Which lines have the string "circulation"? Copy all of them from the entries below.

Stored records

------------------------------------

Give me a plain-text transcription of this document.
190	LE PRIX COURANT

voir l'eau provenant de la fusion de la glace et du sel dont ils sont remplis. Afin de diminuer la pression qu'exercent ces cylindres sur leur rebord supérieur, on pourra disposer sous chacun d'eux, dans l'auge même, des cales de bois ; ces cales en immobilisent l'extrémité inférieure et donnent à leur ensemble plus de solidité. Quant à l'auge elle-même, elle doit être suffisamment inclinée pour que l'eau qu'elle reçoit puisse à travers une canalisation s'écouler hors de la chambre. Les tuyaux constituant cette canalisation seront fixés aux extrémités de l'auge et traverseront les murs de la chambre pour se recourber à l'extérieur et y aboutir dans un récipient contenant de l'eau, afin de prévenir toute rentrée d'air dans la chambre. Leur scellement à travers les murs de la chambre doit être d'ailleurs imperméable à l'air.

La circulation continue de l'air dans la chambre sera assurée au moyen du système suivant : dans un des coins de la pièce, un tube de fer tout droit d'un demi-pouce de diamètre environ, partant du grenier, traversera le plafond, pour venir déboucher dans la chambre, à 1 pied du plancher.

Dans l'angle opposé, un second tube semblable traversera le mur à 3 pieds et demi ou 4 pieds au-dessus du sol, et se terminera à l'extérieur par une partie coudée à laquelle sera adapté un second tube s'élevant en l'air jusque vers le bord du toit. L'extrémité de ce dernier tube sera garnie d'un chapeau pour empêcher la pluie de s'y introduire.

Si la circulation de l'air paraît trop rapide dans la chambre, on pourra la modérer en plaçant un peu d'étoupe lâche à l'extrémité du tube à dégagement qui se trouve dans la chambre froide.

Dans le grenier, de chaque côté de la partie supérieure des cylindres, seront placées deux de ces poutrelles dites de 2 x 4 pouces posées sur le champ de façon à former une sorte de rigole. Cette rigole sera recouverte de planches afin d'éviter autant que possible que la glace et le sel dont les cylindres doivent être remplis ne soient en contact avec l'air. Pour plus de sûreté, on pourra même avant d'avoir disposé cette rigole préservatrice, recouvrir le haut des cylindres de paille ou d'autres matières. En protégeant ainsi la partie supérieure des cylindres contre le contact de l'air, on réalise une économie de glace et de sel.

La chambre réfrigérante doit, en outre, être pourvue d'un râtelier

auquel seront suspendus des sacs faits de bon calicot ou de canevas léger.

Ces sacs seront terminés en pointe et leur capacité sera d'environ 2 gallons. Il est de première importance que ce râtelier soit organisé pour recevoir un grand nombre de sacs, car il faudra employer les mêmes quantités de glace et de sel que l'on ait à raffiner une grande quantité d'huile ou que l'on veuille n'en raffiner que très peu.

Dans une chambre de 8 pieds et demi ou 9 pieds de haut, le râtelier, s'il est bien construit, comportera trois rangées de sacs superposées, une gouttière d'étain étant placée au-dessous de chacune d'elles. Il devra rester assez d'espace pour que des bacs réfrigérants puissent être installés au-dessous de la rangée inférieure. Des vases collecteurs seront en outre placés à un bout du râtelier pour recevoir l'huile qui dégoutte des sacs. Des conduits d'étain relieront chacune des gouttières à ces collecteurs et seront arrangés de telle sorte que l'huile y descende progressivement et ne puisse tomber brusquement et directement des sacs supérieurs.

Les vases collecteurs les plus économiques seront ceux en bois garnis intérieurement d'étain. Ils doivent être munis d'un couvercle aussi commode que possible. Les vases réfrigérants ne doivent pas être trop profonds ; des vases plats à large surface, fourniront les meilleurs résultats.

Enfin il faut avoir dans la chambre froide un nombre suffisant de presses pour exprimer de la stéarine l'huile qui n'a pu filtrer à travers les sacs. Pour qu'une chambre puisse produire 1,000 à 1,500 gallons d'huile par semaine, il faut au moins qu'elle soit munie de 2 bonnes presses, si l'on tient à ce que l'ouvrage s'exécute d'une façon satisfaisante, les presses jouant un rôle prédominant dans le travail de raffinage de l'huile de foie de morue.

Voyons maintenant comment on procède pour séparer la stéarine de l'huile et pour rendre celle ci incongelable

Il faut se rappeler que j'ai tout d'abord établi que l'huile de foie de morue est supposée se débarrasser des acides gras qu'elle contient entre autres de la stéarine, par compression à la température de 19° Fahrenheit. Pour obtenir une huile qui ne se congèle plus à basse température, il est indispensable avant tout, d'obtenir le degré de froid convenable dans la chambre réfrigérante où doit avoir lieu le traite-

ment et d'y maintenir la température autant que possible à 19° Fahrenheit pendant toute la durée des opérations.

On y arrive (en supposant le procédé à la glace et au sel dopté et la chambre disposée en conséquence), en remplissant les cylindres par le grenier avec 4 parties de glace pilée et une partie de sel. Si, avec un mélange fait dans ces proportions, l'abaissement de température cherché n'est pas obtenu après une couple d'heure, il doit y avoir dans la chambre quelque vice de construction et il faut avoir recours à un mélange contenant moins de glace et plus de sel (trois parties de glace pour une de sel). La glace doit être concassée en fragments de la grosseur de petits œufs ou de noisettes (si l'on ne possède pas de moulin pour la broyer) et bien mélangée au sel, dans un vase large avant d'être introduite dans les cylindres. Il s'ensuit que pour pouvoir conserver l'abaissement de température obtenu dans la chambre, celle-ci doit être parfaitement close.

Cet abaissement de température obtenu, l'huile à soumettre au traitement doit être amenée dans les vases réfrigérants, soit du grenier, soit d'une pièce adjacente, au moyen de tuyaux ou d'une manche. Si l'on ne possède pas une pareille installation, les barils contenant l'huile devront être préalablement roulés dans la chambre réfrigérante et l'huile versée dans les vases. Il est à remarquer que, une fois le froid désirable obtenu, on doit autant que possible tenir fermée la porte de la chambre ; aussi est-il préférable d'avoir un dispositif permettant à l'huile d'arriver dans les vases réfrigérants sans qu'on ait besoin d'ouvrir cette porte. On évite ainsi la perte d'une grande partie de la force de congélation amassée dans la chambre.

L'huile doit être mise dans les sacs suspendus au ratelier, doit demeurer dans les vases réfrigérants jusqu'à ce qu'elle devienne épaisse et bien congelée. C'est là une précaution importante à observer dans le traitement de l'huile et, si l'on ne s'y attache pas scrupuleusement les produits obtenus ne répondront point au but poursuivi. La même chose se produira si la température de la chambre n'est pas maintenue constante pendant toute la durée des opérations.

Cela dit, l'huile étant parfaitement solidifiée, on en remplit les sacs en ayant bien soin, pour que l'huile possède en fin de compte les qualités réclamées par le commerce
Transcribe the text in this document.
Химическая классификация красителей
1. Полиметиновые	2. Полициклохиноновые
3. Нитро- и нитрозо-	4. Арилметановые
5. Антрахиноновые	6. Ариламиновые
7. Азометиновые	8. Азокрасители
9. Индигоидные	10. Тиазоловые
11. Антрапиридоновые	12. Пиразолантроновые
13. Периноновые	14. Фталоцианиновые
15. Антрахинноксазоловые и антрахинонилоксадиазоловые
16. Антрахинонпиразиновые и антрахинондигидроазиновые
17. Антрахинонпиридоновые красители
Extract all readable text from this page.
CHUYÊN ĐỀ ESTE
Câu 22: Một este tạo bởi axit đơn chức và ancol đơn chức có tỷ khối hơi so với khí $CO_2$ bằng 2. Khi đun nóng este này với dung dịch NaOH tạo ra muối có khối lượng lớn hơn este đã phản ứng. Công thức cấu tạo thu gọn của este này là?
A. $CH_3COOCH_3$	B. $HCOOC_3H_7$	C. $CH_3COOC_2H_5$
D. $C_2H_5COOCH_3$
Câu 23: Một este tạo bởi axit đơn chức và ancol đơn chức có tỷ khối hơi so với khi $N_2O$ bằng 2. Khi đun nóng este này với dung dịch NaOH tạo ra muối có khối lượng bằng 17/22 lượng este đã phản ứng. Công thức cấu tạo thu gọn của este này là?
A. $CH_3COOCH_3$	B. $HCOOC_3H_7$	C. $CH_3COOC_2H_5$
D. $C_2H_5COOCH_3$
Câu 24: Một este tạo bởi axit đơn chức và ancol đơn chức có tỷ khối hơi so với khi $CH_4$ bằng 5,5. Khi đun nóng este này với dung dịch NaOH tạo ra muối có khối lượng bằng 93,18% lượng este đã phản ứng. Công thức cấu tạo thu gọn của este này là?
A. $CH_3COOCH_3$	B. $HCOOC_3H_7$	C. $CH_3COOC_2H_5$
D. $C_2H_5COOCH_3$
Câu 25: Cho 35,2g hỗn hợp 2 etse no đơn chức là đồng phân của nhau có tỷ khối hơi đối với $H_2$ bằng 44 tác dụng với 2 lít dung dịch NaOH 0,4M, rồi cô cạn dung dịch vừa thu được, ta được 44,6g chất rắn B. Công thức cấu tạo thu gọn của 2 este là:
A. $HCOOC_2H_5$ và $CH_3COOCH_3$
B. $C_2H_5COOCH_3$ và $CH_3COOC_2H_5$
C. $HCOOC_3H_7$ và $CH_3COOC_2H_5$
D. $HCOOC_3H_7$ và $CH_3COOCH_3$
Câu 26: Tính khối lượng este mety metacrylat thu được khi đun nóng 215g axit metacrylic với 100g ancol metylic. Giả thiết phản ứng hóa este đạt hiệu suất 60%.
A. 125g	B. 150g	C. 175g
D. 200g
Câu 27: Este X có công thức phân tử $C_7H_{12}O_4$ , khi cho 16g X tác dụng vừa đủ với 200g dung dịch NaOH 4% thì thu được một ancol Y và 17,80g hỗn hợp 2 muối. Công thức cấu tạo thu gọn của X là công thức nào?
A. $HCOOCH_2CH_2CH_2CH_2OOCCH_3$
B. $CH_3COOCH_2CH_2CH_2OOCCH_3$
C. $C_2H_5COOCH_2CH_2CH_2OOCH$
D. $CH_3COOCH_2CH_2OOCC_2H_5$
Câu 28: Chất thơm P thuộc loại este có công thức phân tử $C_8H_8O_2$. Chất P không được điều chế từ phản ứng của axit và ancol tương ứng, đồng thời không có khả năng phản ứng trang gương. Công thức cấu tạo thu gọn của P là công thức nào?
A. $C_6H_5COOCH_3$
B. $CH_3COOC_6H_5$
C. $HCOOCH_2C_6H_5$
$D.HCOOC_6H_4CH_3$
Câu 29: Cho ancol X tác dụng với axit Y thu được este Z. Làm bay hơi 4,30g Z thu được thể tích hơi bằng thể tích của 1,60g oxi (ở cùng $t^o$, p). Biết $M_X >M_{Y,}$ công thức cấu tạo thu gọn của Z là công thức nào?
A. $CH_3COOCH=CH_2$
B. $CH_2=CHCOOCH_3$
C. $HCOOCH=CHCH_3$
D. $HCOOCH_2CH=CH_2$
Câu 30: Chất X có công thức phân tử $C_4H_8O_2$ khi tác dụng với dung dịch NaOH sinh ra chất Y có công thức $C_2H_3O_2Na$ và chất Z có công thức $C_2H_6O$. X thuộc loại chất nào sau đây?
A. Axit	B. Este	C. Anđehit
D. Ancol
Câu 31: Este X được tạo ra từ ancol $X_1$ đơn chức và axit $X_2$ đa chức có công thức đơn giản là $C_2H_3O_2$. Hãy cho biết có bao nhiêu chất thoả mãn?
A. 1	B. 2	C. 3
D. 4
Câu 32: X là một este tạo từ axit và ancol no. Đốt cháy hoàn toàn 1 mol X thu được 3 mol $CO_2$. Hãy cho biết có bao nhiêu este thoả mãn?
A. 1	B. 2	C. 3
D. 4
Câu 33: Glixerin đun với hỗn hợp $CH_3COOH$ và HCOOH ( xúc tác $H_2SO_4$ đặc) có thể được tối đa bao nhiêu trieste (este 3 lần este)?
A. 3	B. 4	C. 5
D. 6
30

------------------------------------

_THE COMPLETED TASK_
La circulation continue de l'air dans la chambre sera assurée au moyen du système suivant : dans un des coins de la pièce, un tube de fer tout droit d'un demi-pouce de diamètre environ, partant du grenier, traversera le plafond, pour venir déboucher dans la chambre, à 1 pied du plancher.
Si la circulation de l'air paraît trop rapide dans la chambre, on pourra la modérer en plaçant un peu d'étoupe lâche à l'extrémité du tube à dégagement qui se trouve dans la chambre froide.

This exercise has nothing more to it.